>> START Data
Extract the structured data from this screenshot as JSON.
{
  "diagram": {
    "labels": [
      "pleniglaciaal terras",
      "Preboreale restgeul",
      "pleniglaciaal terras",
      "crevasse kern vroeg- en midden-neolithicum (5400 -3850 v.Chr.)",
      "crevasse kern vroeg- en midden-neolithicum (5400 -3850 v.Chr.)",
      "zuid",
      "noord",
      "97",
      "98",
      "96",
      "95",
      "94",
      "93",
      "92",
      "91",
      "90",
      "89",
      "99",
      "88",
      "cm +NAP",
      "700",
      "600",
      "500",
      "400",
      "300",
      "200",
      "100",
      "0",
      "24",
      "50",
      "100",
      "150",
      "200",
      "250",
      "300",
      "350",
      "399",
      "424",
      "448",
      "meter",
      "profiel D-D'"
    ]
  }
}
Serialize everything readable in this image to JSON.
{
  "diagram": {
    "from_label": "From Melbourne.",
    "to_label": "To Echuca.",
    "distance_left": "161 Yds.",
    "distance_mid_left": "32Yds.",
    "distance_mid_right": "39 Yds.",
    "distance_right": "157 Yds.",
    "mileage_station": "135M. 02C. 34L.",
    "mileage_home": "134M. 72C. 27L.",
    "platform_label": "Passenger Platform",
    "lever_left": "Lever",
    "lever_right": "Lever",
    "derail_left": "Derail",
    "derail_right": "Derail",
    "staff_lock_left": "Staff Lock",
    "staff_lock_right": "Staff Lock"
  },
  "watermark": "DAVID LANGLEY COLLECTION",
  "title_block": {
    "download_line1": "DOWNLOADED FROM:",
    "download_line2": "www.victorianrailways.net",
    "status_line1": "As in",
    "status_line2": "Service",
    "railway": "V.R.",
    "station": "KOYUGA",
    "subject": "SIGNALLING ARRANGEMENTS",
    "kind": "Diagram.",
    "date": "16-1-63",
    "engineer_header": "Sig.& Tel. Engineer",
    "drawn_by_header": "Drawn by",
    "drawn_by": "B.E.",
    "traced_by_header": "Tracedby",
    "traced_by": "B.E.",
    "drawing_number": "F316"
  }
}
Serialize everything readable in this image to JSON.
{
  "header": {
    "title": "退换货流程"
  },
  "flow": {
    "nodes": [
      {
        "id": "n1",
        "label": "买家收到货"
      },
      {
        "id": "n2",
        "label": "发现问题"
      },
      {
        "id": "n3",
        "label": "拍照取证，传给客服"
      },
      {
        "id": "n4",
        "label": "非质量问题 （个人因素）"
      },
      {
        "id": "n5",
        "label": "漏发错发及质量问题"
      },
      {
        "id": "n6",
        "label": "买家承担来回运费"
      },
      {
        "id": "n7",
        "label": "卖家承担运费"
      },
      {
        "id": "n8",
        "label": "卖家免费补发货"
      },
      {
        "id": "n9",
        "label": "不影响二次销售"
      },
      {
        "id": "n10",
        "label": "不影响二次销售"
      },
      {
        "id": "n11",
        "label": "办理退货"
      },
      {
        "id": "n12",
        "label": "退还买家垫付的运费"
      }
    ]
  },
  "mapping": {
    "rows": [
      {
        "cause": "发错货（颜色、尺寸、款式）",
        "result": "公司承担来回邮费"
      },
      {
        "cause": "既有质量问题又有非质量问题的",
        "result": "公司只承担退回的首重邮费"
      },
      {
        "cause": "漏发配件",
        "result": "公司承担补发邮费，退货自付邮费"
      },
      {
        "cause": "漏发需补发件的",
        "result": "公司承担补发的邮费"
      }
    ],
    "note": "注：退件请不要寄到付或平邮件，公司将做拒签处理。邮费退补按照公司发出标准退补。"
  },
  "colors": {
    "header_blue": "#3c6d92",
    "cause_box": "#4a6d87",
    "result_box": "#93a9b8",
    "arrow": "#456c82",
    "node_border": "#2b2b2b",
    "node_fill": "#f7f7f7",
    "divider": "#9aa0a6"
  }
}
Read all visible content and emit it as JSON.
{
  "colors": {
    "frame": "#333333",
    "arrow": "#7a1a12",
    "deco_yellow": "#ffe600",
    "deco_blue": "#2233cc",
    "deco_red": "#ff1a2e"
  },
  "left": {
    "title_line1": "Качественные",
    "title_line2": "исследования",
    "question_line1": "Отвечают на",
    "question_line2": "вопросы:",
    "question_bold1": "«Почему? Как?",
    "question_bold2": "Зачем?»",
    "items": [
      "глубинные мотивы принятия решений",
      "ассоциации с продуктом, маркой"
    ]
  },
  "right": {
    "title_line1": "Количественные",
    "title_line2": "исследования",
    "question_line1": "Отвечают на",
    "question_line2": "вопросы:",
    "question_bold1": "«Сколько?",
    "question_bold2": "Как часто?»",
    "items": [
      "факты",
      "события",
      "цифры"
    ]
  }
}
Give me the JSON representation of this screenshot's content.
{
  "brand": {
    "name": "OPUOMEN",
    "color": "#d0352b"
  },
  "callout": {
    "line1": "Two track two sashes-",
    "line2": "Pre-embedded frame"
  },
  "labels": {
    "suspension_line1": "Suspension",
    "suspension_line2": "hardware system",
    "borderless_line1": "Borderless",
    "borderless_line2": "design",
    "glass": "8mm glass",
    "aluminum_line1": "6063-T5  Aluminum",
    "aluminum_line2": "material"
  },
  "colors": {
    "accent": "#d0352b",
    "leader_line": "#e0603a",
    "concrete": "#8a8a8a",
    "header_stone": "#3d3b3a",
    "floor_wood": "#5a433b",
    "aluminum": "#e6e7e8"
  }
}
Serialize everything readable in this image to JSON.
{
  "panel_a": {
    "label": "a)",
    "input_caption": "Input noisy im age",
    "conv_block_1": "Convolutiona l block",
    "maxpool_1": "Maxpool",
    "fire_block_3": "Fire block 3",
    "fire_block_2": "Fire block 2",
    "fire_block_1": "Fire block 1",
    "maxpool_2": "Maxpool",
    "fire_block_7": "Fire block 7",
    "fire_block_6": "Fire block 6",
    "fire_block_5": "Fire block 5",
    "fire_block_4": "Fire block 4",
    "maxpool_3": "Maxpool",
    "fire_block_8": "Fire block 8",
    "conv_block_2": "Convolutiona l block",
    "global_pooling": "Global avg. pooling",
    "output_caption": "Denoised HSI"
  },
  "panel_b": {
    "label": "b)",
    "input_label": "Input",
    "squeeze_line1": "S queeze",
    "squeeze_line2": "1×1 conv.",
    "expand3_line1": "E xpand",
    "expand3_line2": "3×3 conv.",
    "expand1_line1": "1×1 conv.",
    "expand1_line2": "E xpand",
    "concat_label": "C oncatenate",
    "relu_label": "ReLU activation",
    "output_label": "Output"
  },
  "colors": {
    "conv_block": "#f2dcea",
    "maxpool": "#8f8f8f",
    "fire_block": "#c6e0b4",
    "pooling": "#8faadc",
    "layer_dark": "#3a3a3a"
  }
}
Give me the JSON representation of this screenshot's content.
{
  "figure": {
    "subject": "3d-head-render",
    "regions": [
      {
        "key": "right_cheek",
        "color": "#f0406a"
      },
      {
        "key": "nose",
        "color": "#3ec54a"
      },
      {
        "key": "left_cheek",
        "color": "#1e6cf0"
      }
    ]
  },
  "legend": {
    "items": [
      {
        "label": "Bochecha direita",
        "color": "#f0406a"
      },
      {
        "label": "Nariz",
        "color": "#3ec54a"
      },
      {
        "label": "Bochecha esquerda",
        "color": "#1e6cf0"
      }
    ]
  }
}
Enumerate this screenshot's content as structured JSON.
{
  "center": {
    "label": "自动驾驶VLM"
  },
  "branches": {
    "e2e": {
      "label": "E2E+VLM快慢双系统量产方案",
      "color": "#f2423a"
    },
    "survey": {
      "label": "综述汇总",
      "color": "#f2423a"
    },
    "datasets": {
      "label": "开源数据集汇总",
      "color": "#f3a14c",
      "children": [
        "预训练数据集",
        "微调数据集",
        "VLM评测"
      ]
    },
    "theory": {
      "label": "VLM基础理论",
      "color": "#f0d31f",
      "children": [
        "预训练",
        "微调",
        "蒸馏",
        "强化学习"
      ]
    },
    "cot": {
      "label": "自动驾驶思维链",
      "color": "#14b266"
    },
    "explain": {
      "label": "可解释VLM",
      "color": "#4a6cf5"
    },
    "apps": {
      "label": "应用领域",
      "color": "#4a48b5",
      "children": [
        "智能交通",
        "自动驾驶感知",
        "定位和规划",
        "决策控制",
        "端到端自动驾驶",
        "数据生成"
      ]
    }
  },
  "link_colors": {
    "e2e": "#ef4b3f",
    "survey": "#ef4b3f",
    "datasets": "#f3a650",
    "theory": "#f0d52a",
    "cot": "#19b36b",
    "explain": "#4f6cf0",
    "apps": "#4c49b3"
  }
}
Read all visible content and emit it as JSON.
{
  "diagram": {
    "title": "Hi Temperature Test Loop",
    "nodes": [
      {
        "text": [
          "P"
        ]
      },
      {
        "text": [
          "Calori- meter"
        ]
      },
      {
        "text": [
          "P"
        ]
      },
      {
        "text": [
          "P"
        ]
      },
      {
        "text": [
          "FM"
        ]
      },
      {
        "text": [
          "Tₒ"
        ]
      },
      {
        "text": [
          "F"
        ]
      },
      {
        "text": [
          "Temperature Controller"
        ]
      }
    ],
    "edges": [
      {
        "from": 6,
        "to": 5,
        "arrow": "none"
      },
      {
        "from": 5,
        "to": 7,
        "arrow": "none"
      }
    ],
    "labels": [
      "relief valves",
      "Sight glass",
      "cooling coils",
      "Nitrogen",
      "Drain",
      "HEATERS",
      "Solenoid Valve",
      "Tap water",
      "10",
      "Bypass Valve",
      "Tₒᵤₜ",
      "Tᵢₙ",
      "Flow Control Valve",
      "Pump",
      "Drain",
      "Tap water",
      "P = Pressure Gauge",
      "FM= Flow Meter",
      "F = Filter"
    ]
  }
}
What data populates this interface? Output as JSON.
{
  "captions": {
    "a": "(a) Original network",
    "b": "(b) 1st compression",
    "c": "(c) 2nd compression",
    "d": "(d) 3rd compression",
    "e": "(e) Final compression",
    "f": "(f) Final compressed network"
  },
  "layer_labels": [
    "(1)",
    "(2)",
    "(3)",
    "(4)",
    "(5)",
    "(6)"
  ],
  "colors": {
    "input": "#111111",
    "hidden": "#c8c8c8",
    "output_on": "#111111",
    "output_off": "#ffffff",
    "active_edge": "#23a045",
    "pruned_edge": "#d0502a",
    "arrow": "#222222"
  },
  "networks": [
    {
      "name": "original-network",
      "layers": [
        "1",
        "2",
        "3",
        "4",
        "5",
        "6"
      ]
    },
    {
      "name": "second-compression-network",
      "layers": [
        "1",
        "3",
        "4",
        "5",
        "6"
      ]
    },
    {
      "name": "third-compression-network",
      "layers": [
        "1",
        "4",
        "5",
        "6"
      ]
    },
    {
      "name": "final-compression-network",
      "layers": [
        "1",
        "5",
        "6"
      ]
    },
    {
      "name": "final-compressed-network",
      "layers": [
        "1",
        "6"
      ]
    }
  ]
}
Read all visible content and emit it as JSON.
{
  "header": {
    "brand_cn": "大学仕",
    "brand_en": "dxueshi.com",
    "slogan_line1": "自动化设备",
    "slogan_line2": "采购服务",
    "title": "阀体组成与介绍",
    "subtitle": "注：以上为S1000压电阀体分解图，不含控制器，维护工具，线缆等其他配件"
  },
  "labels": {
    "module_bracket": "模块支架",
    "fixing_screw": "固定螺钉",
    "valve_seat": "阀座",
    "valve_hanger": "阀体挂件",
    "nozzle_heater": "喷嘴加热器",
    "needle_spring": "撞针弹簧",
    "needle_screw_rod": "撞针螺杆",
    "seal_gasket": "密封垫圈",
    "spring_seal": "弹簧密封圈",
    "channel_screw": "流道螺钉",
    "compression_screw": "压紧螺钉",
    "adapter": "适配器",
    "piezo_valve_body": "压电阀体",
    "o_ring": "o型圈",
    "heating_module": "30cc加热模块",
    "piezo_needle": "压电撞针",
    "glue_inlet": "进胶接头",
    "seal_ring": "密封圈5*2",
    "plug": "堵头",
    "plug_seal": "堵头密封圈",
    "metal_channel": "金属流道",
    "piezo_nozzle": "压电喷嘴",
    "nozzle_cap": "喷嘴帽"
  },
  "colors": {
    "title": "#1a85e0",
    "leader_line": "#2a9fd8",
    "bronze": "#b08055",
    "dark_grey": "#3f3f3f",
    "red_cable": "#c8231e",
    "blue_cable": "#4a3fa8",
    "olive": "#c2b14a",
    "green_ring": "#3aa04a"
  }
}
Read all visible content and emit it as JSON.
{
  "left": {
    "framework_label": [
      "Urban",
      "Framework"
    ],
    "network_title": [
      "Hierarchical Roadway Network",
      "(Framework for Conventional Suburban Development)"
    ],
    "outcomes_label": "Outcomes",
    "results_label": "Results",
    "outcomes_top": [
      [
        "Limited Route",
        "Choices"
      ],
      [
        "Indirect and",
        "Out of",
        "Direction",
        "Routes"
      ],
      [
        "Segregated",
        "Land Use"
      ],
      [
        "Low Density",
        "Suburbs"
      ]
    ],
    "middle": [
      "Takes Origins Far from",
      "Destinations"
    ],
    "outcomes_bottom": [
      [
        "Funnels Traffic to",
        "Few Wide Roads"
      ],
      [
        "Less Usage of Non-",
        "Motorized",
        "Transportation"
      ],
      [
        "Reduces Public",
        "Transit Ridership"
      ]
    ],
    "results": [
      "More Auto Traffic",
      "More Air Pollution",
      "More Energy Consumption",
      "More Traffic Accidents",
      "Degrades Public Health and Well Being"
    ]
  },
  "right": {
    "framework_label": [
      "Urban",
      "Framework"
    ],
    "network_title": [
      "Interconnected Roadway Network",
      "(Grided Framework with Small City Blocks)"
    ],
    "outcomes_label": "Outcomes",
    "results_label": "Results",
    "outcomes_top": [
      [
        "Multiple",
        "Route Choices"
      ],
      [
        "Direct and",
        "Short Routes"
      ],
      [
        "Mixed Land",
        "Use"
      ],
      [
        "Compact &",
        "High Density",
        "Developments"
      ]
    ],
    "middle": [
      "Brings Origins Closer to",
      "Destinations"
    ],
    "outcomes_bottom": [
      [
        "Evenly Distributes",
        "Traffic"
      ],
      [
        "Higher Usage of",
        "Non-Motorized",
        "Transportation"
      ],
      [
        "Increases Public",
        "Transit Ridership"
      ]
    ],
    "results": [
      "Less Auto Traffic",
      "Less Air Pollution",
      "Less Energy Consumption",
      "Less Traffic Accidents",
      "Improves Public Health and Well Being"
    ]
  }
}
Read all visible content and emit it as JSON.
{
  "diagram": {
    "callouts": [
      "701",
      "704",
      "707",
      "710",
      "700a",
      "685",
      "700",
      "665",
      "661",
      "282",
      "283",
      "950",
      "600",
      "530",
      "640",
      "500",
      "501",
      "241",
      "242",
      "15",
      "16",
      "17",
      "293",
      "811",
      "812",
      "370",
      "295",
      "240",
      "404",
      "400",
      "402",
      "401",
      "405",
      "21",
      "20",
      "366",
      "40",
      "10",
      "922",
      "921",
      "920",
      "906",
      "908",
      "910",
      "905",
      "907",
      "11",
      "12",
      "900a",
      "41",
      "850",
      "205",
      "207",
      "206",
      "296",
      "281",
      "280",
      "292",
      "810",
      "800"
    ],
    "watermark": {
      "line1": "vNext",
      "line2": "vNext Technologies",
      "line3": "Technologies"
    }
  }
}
>> END Data
» What needs to be done: Search the entries for "Energy" and copy out each line that has it.

» Written response:
      "More Energy Consumption",
      "Less Energy Consumption",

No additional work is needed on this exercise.